### Description of the task
Make an exact copy of the lines, leaving the pictures out.

### Provided records
——

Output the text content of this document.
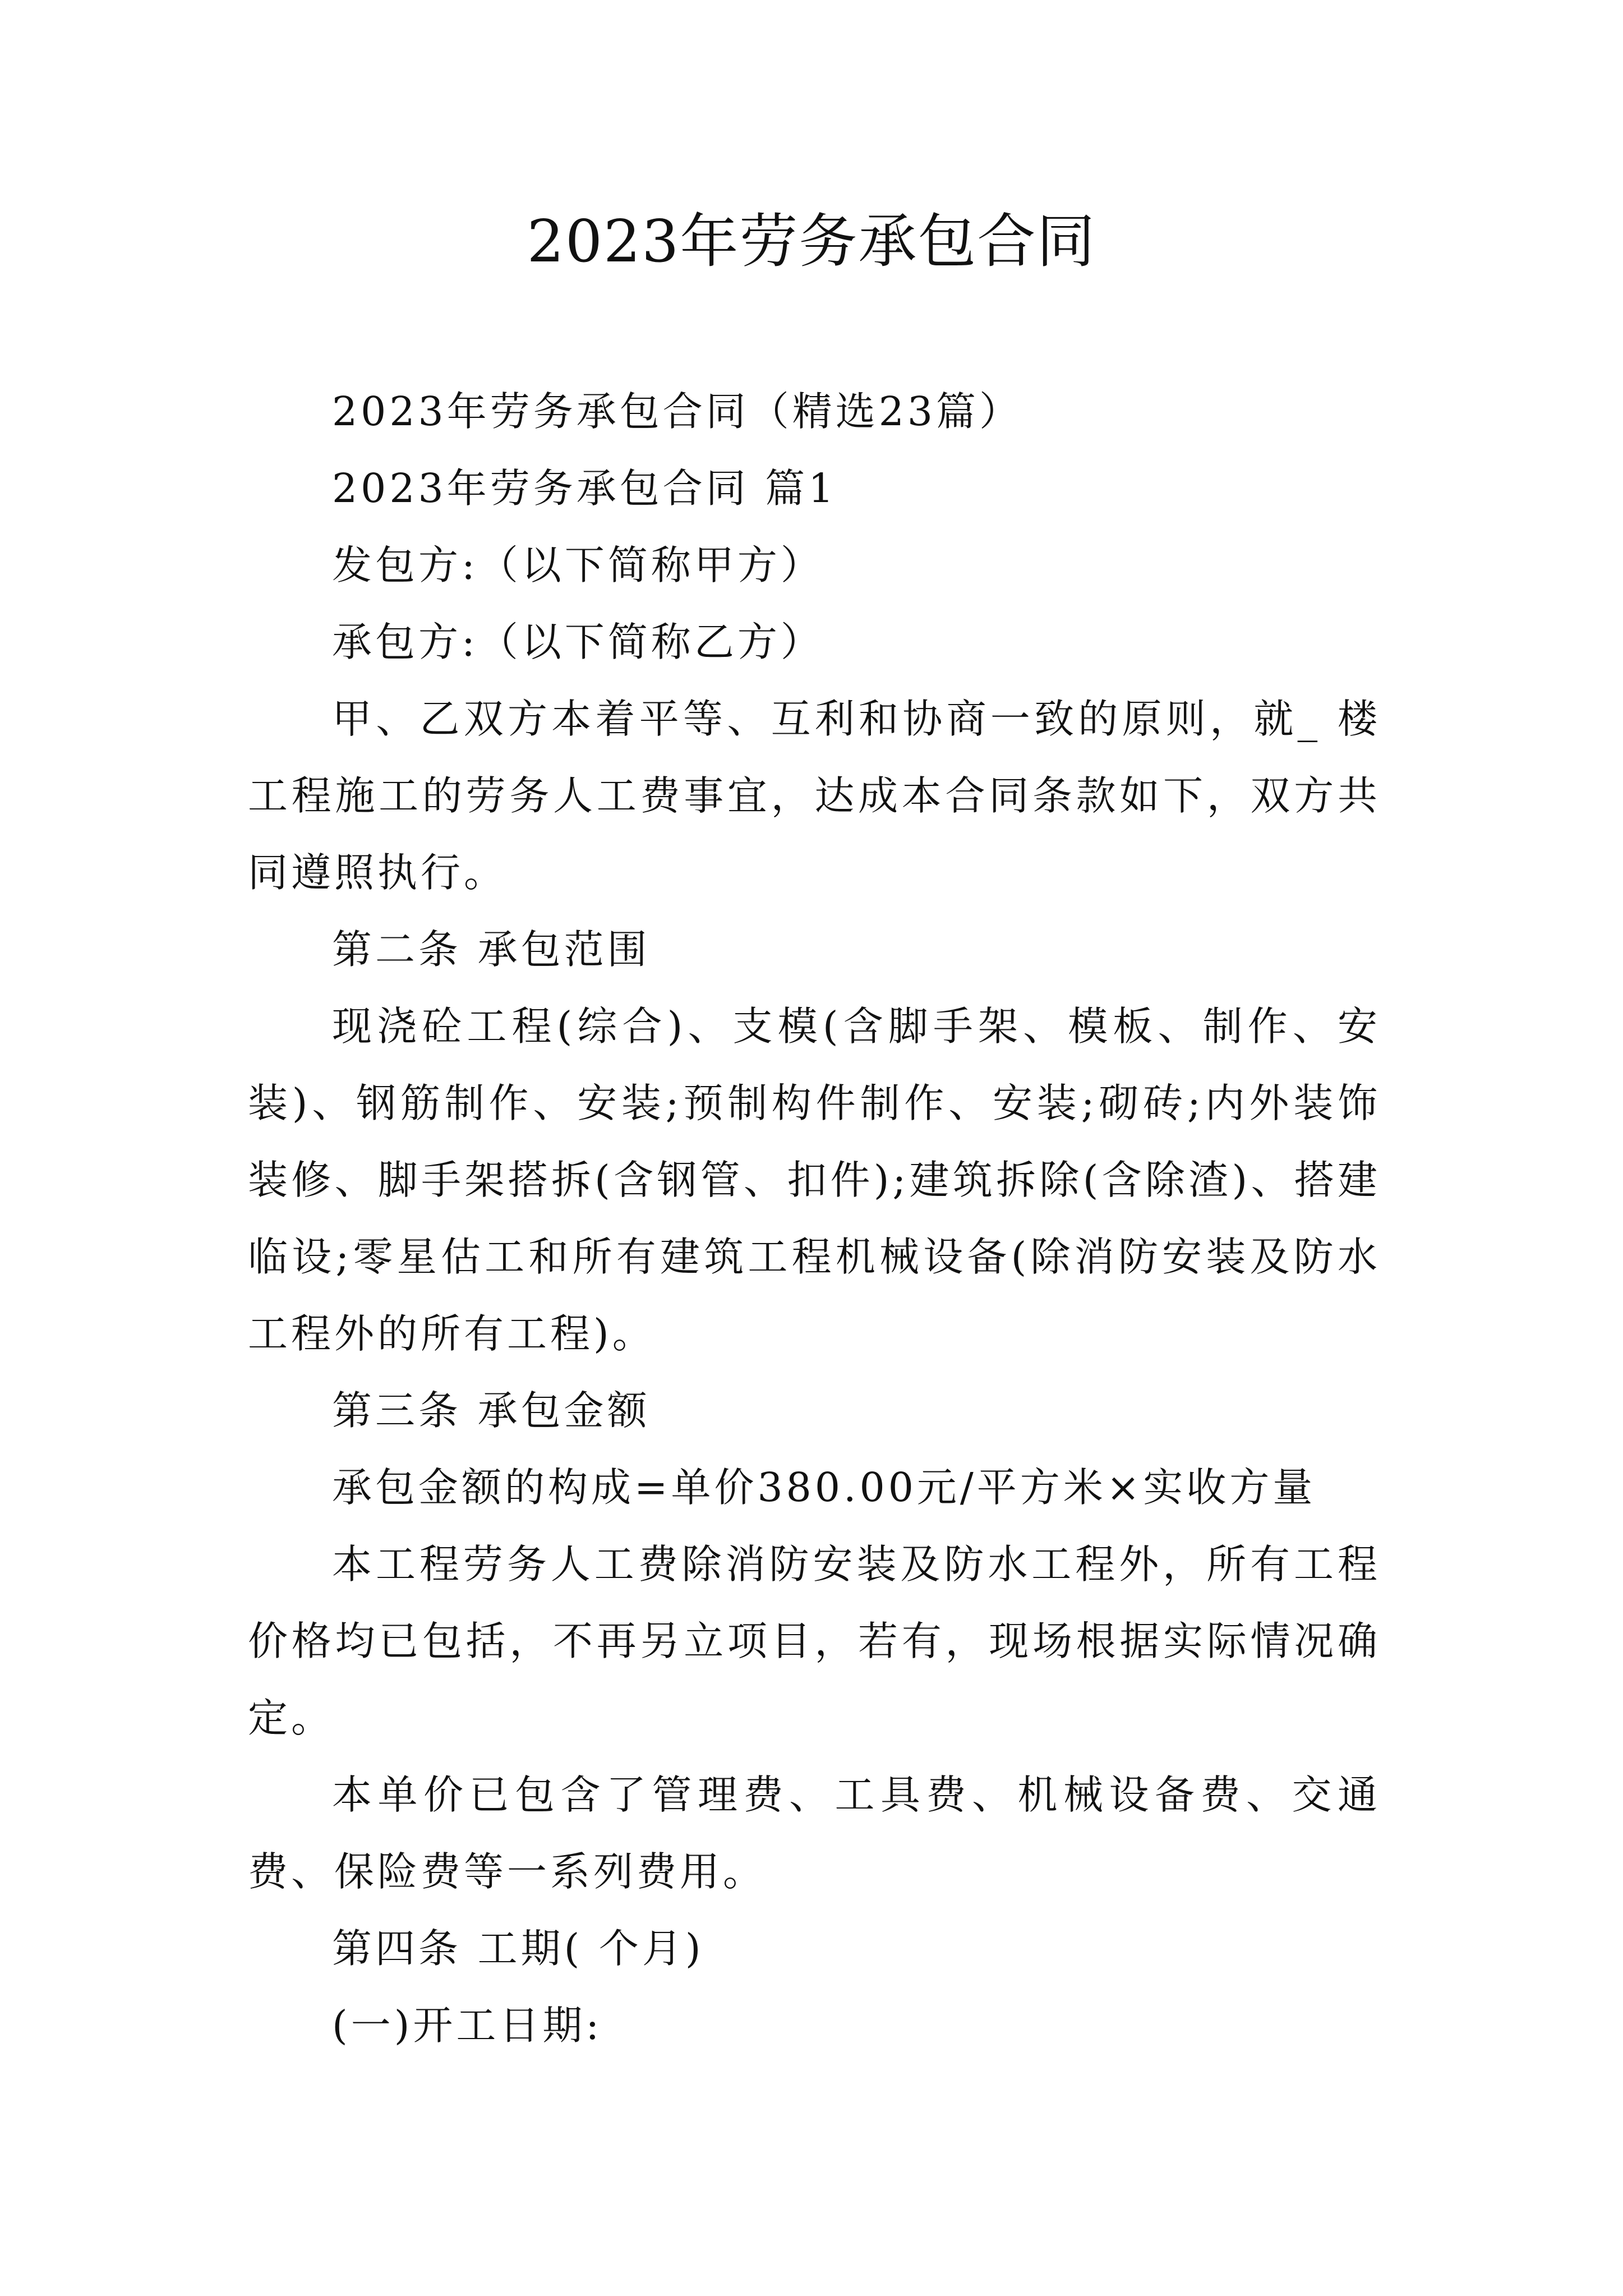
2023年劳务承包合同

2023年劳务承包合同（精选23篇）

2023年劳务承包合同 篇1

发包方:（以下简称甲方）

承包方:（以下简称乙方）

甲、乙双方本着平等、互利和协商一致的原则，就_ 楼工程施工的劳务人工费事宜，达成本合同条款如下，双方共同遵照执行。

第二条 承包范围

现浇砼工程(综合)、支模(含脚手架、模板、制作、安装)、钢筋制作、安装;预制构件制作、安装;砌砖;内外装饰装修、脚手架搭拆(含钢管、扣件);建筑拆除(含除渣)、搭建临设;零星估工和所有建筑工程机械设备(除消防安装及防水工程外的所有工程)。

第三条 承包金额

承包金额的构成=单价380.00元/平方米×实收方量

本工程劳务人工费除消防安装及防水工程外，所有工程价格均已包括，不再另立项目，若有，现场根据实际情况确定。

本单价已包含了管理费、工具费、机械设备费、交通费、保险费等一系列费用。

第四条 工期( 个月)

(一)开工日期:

——

### Exercise output
Output the text content of this document.
2023年劳务承包合同

2023年劳务承包合同（精选23篇）

2023年劳务承包合同 篇1

发包方:（以下简称甲方）

承包方:（以下简称乙方）

甲、乙双方本着平等、互利和协商一致的原则，就_ 楼工程施工的劳务人工费事宜，达成本合同条款如下，双方共同遵照执行。

第二条 承包范围

现浇砼工程(综合)、支模(含脚手架、模板、制作、安装)、钢筋制作、安装;预制构件制作、安装;砌砖;内外装饰装修、脚手架搭拆(含钢管、扣件);建筑拆除(含除渣)、搭建临设;零星估工和所有建筑工程机械设备(除消防安装及防水工程外的所有工程)。

第三条 承包金额

承包金额的构成=单价380.00元/平方米×实收方量

本工程劳务人工费除消防安装及防水工程外，所有工程价格均已包括，不再另立项目，若有，现场根据实际情况确定。

本单价已包含了管理费、工具费、机械设备费、交通费、保险费等一系列费用。

第四条 工期( 个月)

(一)开工日期:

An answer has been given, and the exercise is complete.